• PROBLEM TO SOLVE: Each line that follows should be printed again exactly as it stands.

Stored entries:
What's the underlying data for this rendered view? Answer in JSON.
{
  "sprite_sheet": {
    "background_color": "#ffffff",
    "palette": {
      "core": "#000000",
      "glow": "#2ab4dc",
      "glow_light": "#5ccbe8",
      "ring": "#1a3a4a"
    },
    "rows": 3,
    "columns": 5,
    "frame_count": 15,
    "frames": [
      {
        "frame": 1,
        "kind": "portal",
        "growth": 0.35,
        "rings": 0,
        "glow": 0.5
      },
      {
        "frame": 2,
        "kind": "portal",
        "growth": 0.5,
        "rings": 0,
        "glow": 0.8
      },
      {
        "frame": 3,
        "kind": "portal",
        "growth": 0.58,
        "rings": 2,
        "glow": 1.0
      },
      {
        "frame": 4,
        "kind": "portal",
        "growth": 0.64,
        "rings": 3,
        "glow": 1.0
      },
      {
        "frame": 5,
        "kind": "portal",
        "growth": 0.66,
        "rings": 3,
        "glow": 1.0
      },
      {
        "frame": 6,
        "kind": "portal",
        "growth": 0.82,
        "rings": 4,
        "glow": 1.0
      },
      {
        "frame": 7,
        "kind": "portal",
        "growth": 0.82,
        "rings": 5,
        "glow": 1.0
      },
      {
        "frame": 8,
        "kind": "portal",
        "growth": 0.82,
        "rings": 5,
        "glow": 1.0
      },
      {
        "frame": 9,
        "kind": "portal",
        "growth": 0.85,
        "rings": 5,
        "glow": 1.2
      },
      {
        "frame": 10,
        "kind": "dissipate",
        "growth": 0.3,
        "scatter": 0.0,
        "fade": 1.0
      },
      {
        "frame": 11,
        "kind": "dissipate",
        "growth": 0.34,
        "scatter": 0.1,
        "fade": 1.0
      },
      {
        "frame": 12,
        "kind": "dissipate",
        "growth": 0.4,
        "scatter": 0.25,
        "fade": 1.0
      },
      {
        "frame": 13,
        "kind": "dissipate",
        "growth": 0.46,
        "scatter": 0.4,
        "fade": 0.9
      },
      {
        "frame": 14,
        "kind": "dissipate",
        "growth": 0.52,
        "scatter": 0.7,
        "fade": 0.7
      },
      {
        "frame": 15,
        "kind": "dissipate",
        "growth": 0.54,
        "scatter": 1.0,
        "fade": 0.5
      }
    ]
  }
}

• SOLUTION TO THIS EXERCISE:
What's the underlying data for this rendered view? Answer in JSON.
{
  "sprite_sheet": {
    "background_color": "#ffffff",
    "palette": {
      "core": "#000000",
      "glow": "#2ab4dc",
      "glow_light": "#5ccbe8",
      "ring": "#1a3a4a"
    },
    "rows": 3,
    "columns": 5,
    "frame_count": 15,
    "frames": [
      {
        "frame": 1,
        "kind": "portal",
        "growth": 0.35,
        "rings": 0,
        "glow": 0.5
      },
      {
        "frame": 2,
        "kind": "portal",
        "growth": 0.5,
        "rings": 0,
        "glow": 0.8
      },
      {
        "frame": 3,
        "kind": "portal",
        "growth": 0.58,
        "rings": 2,
        "glow": 1.0
      },
      {
        "frame": 4,
        "kind": "portal",
        "growth": 0.64,
        "rings": 3,
        "glow": 1.0
      },
      {
        "frame": 5,
        "kind": "portal",
        "growth": 0.66,
        "rings": 3,
        "glow": 1.0
      },
      {
        "frame": 6,
        "kind": "portal",
        "growth": 0.82,
        "rings": 4,
        "glow": 1.0
      },
      {
        "frame": 7,
        "kind": "portal",
        "growth": 0.82,
        "rings": 5,
        "glow": 1.0
      },
      {
        "frame": 8,
        "kind": "portal",
        "growth": 0.82,
        "rings": 5,
        "glow": 1.0
      },
      {
        "frame": 9,
        "kind": "portal",
        "growth": 0.85,
        "rings": 5,
        "glow": 1.2
      },
      {
        "frame": 10,
        "kind": "dissipate",
        "growth": 0.3,
        "scatter": 0.0,
        "fade": 1.0
      },
      {
        "frame": 11,
        "kind": "dissipate",
        "growth": 0.34,
        "scatter": 0.1,
        "fade": 1.0
      },
      {
        "frame": 12,
        "kind": "dissipate",
        "growth": 0.4,
        "scatter": 0.25,
        "fade": 1.0
      },
      {
        "frame": 13,
        "kind": "dissipate",
        "growth": 0.46,
        "scatter": 0.4,
        "fade": 0.9
      },
      {
        "frame": 14,
        "kind": "dissipate",
        "growth": 0.52,
        "scatter": 0.7,
        "fade": 0.7
      },
      {
        "frame": 15,
        "kind": "dissipate",
        "growth": 0.54,
        "scatter": 1.0,
        "fade": 0.5
      }
    ]
  }
}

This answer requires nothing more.